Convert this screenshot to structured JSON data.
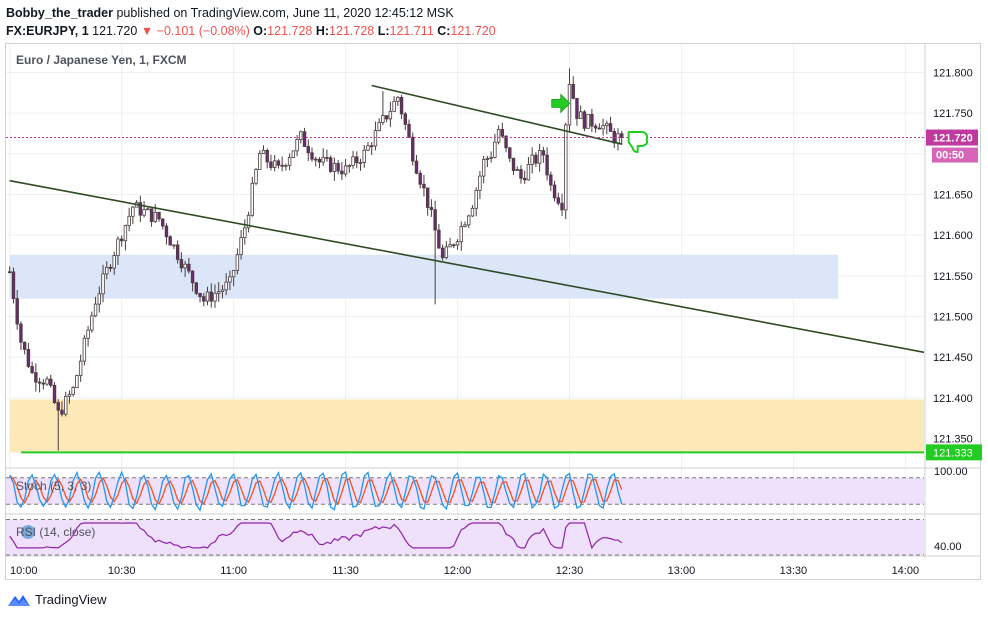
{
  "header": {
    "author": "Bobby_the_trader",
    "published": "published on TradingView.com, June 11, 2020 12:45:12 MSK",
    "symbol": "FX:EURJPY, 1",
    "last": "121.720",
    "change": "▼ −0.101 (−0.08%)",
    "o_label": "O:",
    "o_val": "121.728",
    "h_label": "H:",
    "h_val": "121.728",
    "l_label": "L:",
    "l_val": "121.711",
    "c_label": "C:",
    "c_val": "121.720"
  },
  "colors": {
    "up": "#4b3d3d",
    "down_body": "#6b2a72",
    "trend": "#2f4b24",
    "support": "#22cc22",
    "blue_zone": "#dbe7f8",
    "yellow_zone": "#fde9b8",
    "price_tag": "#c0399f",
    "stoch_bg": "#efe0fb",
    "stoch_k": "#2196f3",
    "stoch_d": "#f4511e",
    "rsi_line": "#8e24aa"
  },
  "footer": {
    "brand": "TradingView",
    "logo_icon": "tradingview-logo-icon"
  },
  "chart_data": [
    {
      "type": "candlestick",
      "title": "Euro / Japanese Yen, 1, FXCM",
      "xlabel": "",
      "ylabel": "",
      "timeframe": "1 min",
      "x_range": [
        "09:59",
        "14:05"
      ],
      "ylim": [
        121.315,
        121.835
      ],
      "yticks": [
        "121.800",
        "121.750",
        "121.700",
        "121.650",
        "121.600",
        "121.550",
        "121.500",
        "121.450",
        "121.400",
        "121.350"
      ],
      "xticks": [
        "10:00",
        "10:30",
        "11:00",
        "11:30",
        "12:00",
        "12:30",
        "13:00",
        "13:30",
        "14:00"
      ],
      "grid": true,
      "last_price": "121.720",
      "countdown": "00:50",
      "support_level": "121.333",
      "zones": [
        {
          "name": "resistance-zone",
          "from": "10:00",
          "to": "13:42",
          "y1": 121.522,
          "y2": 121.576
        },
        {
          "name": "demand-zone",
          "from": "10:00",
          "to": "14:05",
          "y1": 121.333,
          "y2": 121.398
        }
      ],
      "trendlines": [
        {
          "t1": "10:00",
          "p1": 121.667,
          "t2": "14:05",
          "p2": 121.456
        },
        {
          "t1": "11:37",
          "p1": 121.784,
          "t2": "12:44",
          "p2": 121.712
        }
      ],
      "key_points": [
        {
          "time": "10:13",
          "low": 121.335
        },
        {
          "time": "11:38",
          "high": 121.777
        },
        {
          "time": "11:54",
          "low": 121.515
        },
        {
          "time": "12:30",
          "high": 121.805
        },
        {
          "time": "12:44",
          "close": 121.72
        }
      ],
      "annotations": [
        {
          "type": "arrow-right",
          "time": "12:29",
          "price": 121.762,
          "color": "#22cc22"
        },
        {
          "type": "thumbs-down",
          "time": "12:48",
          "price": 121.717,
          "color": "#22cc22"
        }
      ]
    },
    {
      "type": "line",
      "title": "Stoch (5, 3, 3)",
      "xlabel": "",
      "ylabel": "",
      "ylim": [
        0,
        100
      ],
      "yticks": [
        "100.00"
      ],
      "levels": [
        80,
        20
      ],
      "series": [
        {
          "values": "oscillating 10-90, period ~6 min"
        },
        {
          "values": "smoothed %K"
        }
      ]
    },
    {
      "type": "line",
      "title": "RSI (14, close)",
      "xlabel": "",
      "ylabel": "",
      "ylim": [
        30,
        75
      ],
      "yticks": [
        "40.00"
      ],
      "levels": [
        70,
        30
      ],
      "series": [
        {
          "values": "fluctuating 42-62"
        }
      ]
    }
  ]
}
-*-*-
PROMPT:
Any pictures should be dropped; transcribe the rest of the records above exactly.

RESPONSE:
Convert this screenshot to structured JSON data.
{
  "header": {
    "author": "Bobby_the_trader",
    "published": "published on TradingView.com, June 11, 2020 12:45:12 MSK",
    "symbol": "FX:EURJPY, 1",
    "last": "121.720",
    "change": "▼ −0.101 (−0.08%)",
    "o_label": "O:",
    "o_val": "121.728",
    "h_label": "H:",
    "h_val": "121.728",
    "l_label": "L:",
    "l_val": "121.711",
    "c_label": "C:",
    "c_val": "121.720"
  },
  "colors": {
    "up": "#4b3d3d",
    "down_body": "#6b2a72",
    "trend": "#2f4b24",
    "support": "#22cc22",
    "blue_zone": "#dbe7f8",
    "yellow_zone": "#fde9b8",
    "price_tag": "#c0399f",
    "stoch_bg": "#efe0fb",
    "stoch_k": "#2196f3",
    "stoch_d": "#f4511e",
    "rsi_line": "#8e24aa"
  },
  "footer": {
    "brand": "TradingView",
    "logo_icon": "tradingview-logo-icon"
  },
  "chart_data": [
    {
      "type": "candlestick",
      "title": "Euro / Japanese Yen, 1, FXCM",
      "xlabel": "",
      "ylabel": "",
      "timeframe": "1 min",
      "x_range": [
        "09:59",
        "14:05"
      ],
      "ylim": [
        121.315,
        121.835
      ],
      "yticks": [
        "121.800",
        "121.750",
        "121.700",
        "121.650",
        "121.600",
        "121.550",
        "121.500",
        "121.450",
        "121.400",
        "121.350"
      ],
      "xticks": [
        "10:00",
        "10:30",
        "11:00",
        "11:30",
        "12:00",
        "12:30",
        "13:00",
        "13:30",
        "14:00"
      ],
      "grid": true,
      "last_price": "121.720",
      "countdown": "00:50",
      "support_level": "121.333",
      "zones": [
        {
          "name": "resistance-zone",
          "from": "10:00",
          "to": "13:42",
          "y1": 121.522,
          "y2": 121.576
        },
        {
          "name": "demand-zone",
          "from": "10:00",
          "to": "14:05",
          "y1": 121.333,
          "y2": 121.398
        }
      ],
      "trendlines": [
        {
          "t1": "10:00",
          "p1": 121.667,
          "t2": "14:05",
          "p2": 121.456
        },
        {
          "t1": "11:37",
          "p1": 121.784,
          "t2": "12:44",
          "p2": 121.712
        }
      ],
      "key_points": [
        {
          "time": "10:13",
          "low": 121.335
        },
        {
          "time": "11:38",
          "high": 121.777
        },
        {
          "time": "11:54",
          "low": 121.515
        },
        {
          "time": "12:30",
          "high": 121.805
        },
        {
          "time": "12:44",
          "close": 121.72
        }
      ],
      "annotations": [
        {
          "type": "arrow-right",
          "time": "12:29",
          "price": 121.762,
          "color": "#22cc22"
        },
        {
          "type": "thumbs-down",
          "time": "12:48",
          "price": 121.717,
          "color": "#22cc22"
        }
      ]
    },
    {
      "type": "line",
      "title": "Stoch (5, 3, 3)",
      "xlabel": "",
      "ylabel": "",
      "ylim": [
        0,
        100
      ],
      "yticks": [
        "100.00"
      ],
      "levels": [
        80,
        20
      ],
      "series": [
        {
          "values": "oscillating 10-90, period ~6 min"
        },
        {
          "values": "smoothed %K"
        }
      ]
    },
    {
      "type": "line",
      "title": "RSI (14, close)",
      "xlabel": "",
      "ylabel": "",
      "ylim": [
        30,
        75
      ],
      "yticks": [
        "40.00"
      ],
      "levels": [
        70,
        30
      ],
      "series": [
        {
          "values": "fluctuating 42-62"
        }
      ]
    }
  ]
}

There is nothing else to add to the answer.